### WHAT TO PRODUCE
From the listing below, return each line that includes "JSON".
*** DATA ENTRIES ***
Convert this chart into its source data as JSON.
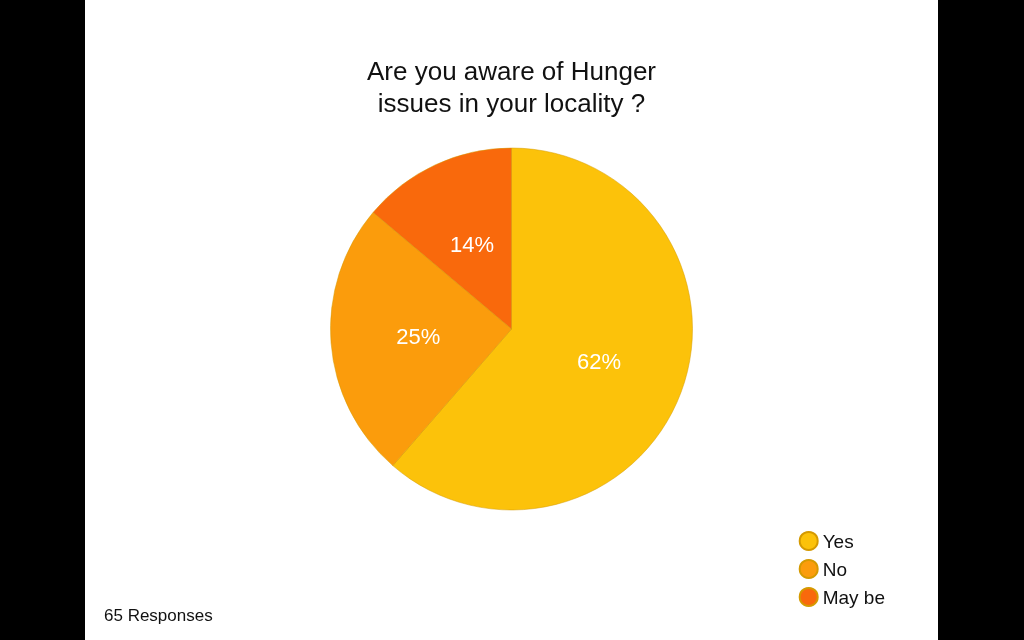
{
  "chart_data": {
    "type": "pie",
    "title": "Are you aware of Hunger\nissues in your locality ?",
    "categories": [
      "Yes",
      "No",
      "May be"
    ],
    "values": [
      62,
      25,
      14
    ],
    "colors": [
      "#fcc20a",
      "#fb9c0c",
      "#f9690c"
    ],
    "value_labels": [
      "62%",
      "25%",
      "14%"
    ],
    "legend": "bottom right",
    "annotations": [
      "65 Responses"
    ]
  }
}
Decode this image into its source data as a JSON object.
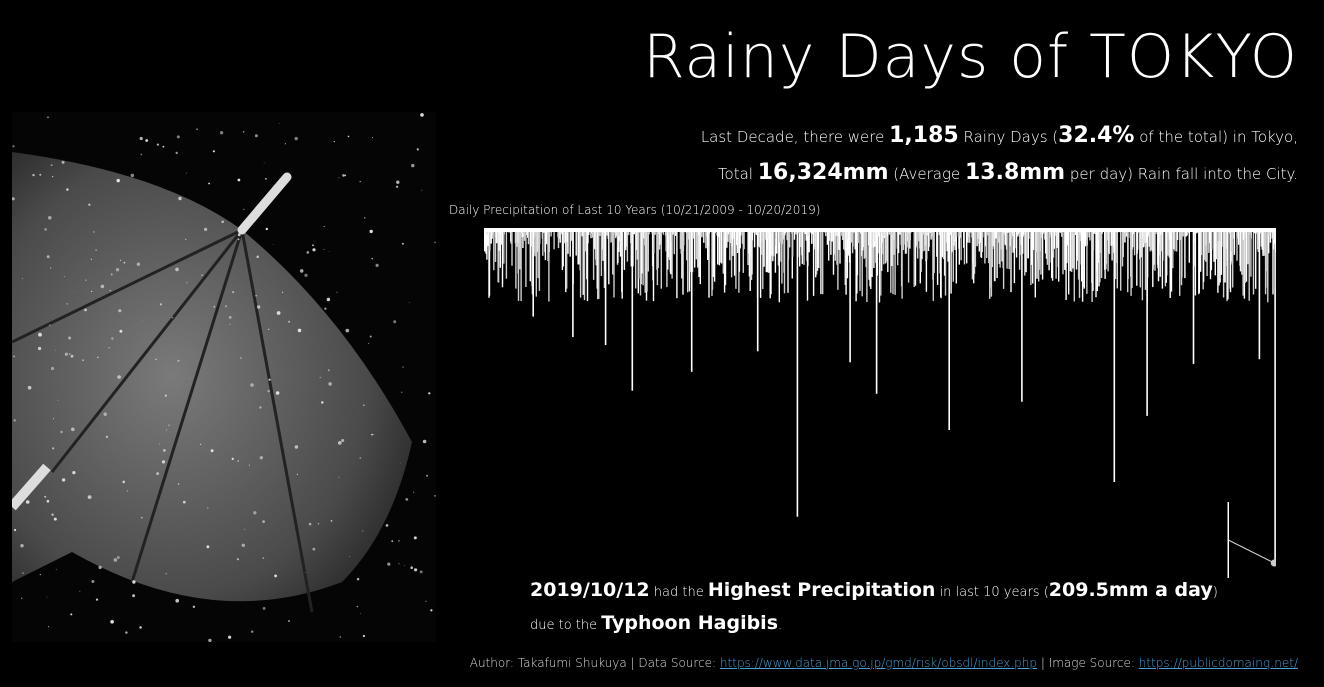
{
  "title": "Rainy Days of TOKYO",
  "summary": {
    "line1": {
      "pre": "Last Decade, there were ",
      "rainy_days": "1,185",
      "mid": " Rainy Days (",
      "pct": "32.4%",
      "post": " of the total) in Tokyo,"
    },
    "line2": {
      "pre": "Total ",
      "total": "16,324mm",
      "mid": " (Average ",
      "avg": "13.8mm",
      "post": " per day) Rain fall into the City."
    }
  },
  "note": {
    "date": "2019/10/12",
    "t1": " had the ",
    "highlight": "Highest Precipitation",
    "t2": " in last 10 years (",
    "amount": "209.5mm a day",
    "t3": ")",
    "t4": "due to the ",
    "typhoon": "Typhoon Hagibis",
    "t5": "."
  },
  "footer": {
    "author": "Author: Takafumi Shukuya | Data Source: ",
    "data_url": "https://www.data.jma.go.jp/gmd/risk/obsdl/index.php",
    "sep": " | Image Source: ",
    "image_url": "https://publicdomainq.net/"
  },
  "chart_data": {
    "type": "bar",
    "orientation": "hanging-downward",
    "title": "Daily Precipitation of Last 10 Years (10/21/2009 - 10/20/2019)",
    "x_range": [
      "2009-10-21",
      "2019-10-20"
    ],
    "unit": "mm",
    "max_value": 209.5,
    "max_date": "2019-10-12",
    "notable_peaks": [
      {
        "date": "2010-06",
        "value": 55
      },
      {
        "date": "2010-12",
        "value": 68
      },
      {
        "date": "2011-05",
        "value": 73
      },
      {
        "date": "2011-09",
        "value": 102
      },
      {
        "date": "2012-06",
        "value": 90
      },
      {
        "date": "2013-04",
        "value": 77
      },
      {
        "date": "2013-10",
        "value": 182
      },
      {
        "date": "2014-06",
        "value": 84
      },
      {
        "date": "2014-10",
        "value": 104
      },
      {
        "date": "2015-09",
        "value": 127
      },
      {
        "date": "2016-08",
        "value": 109
      },
      {
        "date": "2017-10",
        "value": 160
      },
      {
        "date": "2018-03",
        "value": 118
      },
      {
        "date": "2018-10",
        "value": 85
      },
      {
        "date": "2019-08",
        "value": 82
      },
      {
        "date": "2019-10-12",
        "value": 209.5
      }
    ],
    "colors": {
      "bars": "#ffffff",
      "background": "#000000"
    }
  }
}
***
### RIGHT ANSWER
Convert this chart into its source data as JSON.
Decode this image into its source data as a JSON object.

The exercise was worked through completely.